REQUEST>
Output the listing from its first line through the line containing "bar-contenedores <box>613 454 632 631</box>", both included, as a Markdown table with the columns Row and Line. Number each line in Row and leave out any blank lines.

TASK INPUTS>
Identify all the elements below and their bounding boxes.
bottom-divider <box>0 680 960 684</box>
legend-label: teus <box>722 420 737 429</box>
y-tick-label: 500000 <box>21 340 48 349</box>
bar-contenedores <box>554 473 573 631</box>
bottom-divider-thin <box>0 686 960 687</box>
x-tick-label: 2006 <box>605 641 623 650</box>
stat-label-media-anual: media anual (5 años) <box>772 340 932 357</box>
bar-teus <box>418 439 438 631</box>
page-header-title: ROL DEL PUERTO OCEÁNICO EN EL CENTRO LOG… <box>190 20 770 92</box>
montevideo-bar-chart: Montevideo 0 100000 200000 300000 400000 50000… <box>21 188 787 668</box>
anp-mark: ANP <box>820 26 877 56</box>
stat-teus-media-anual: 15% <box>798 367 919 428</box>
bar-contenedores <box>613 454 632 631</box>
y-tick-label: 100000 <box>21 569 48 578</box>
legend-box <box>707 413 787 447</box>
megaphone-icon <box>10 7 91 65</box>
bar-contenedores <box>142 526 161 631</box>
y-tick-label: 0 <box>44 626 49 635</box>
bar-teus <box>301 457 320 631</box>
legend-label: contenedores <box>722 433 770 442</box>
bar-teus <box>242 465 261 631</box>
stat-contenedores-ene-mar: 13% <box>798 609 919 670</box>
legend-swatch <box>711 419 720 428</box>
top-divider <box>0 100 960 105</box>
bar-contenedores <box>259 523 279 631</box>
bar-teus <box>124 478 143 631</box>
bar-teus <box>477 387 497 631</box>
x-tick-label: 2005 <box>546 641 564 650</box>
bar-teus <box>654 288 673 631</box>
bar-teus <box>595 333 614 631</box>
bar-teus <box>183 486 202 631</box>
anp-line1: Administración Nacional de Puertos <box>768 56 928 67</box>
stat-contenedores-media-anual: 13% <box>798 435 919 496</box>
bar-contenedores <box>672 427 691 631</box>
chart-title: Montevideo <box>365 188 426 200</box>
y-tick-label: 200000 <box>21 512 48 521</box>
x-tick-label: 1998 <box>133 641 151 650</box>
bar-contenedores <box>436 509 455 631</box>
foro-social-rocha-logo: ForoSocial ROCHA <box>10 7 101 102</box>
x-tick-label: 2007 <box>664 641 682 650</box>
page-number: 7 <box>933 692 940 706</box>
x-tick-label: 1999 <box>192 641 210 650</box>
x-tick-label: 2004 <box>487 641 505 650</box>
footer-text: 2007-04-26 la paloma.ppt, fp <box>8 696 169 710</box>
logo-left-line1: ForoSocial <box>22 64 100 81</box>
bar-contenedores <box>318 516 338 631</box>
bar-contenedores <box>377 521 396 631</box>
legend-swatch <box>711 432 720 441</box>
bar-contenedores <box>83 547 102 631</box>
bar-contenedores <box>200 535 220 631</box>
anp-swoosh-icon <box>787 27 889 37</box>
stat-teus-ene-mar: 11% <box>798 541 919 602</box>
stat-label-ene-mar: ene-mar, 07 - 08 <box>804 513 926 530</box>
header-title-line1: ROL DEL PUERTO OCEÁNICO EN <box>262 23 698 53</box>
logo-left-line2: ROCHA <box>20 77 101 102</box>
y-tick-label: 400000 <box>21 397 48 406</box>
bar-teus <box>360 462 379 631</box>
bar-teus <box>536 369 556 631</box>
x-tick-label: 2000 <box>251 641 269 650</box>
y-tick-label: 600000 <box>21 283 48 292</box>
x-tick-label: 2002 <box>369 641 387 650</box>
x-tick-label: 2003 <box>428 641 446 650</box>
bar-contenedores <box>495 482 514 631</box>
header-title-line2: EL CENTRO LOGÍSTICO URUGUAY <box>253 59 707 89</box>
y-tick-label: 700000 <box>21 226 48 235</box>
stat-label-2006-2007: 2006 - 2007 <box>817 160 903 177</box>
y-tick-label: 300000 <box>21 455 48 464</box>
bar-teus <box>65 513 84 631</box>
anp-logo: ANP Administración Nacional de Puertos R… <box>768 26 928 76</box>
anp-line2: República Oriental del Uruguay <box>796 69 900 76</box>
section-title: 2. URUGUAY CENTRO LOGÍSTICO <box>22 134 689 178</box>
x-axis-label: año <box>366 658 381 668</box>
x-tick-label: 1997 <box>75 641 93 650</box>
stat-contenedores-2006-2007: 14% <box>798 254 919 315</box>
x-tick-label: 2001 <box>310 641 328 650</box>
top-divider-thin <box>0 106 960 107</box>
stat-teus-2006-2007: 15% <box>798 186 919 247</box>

IN RESPONSE>
| Row | Line |
|---|---|
| 1 | Identify all the elements below and their bounding boxes. |
| 2 | bottom-divider <box>0 680 960 684</box> |
| 3 | legend-label: teus <box>722 420 737 429</box> |
| 4 | y-tick-label: 500000 <box>21 340 48 349</box> |
| 5 | bar-contenedores <box>554 473 573 631</box> |
| 6 | bottom-divider-thin <box>0 686 960 687</box> |
| 7 | x-tick-label: 2006 <box>605 641 623 650</box> |
| 8 | stat-label-media-anual: media anual (5 años) <box>772 340 932 357</box> |
| 9 | bar-teus <box>418 439 438 631</box> |
| 10 | page-header-title: ROL DEL PUERTO OCEÁNICO EN EL CENTRO LOG… <box>190 20 770 92</box> |
| 11 | montevideo-bar-chart: Montevideo 0 100000 200000 300000 400000 50000… <box>21 188 787 668</box> |
| 12 | anp-mark: ANP <box>820 26 877 56</box> |
| 13 | stat-teus-media-anual: 15% <box>798 367 919 428</box> |
| 14 | bar-contenedores <box>613 454 632 631</box> |